* **DESCRIPTION OF THE TASK**
Repeat the listing in full. Nothing may be added or left out.

* **MATERIAL**
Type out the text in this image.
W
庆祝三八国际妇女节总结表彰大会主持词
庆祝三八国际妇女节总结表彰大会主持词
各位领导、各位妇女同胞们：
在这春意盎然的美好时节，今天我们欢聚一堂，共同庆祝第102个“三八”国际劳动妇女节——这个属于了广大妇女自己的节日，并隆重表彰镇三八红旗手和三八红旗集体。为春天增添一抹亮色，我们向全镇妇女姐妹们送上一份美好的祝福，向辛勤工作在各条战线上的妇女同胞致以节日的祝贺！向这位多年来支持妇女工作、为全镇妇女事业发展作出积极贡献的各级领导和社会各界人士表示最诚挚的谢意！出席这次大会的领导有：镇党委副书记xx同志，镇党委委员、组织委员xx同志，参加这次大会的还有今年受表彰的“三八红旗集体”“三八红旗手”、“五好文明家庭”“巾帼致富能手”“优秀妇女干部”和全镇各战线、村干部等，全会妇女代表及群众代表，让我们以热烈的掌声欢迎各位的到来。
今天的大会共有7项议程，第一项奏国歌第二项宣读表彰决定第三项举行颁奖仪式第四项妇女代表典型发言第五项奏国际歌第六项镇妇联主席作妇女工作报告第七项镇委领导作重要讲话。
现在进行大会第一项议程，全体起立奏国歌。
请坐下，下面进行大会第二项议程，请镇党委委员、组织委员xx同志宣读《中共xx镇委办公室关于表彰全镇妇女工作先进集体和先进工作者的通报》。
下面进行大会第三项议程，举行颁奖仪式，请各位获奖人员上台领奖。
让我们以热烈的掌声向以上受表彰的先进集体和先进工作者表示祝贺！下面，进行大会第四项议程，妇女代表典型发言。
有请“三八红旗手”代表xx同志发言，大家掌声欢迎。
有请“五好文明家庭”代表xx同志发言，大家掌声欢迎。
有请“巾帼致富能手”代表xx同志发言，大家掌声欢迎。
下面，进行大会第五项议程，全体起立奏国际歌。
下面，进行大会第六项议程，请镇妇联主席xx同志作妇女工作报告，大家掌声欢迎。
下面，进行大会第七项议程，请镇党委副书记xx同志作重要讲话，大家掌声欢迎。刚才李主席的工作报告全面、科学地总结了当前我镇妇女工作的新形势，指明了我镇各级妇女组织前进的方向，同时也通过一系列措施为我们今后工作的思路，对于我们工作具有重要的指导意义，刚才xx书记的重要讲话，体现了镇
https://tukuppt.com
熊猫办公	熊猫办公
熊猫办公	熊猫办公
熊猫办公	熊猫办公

* **FULL RESPONSE**
Type out the text in this image.
W
庆祝三八国际妇女节总结表彰大会主持词
庆祝三八国际妇女节总结表彰大会主持词
各位领导、各位妇女同胞们：
在这春意盎然的美好时节，今天我们欢聚一堂，共同庆祝第102个“三八”国际劳动妇女节——这个属于了广大妇女自己的节日，并隆重表彰镇三八红旗手和三八红旗集体。为春天增添一抹亮色，我们向全镇妇女姐妹们送上一份美好的祝福，向辛勤工作在各条战线上的妇女同胞致以节日的祝贺！向这位多年来支持妇女工作、为全镇妇女事业发展作出积极贡献的各级领导和社会各界人士表示最诚挚的谢意！出席这次大会的领导有：镇党委副书记xx同志，镇党委委员、组织委员xx同志，参加这次大会的还有今年受表彰的“三八红旗集体”“三八红旗手”、“五好文明家庭”“巾帼致富能手”“优秀妇女干部”和全镇各战线、村干部等，全会妇女代表及群众代表，让我们以热烈的掌声欢迎各位的到来。
今天的大会共有7项议程，第一项奏国歌第二项宣读表彰决定第三项举行颁奖仪式第四项妇女代表典型发言第五项奏国际歌第六项镇妇联主席作妇女工作报告第七项镇委领导作重要讲话。
现在进行大会第一项议程，全体起立奏国歌。
请坐下，下面进行大会第二项议程，请镇党委委员、组织委员xx同志宣读《中共xx镇委办公室关于表彰全镇妇女工作先进集体和先进工作者的通报》。
下面进行大会第三项议程，举行颁奖仪式，请各位获奖人员上台领奖。
让我们以热烈的掌声向以上受表彰的先进集体和先进工作者表示祝贺！下面，进行大会第四项议程，妇女代表典型发言。
有请“三八红旗手”代表xx同志发言，大家掌声欢迎。
有请“五好文明家庭”代表xx同志发言，大家掌声欢迎。
有请“巾帼致富能手”代表xx同志发言，大家掌声欢迎。
下面，进行大会第五项议程，全体起立奏国际歌。
下面，进行大会第六项议程，请镇妇联主席xx同志作妇女工作报告，大家掌声欢迎。
下面，进行大会第七项议程，请镇党委副书记xx同志作重要讲话，大家掌声欢迎。刚才李主席的工作报告全面、科学地总结了当前我镇妇女工作的新形势，指明了我镇各级妇女组织前进的方向，同时也通过一系列措施为我们今后工作的思路，对于我们工作具有重要的指导意义，刚才xx书记的重要讲话，体现了镇
https://tukuppt.com
熊猫办公	熊猫办公
熊猫办公	熊猫办公
熊猫办公	熊猫办公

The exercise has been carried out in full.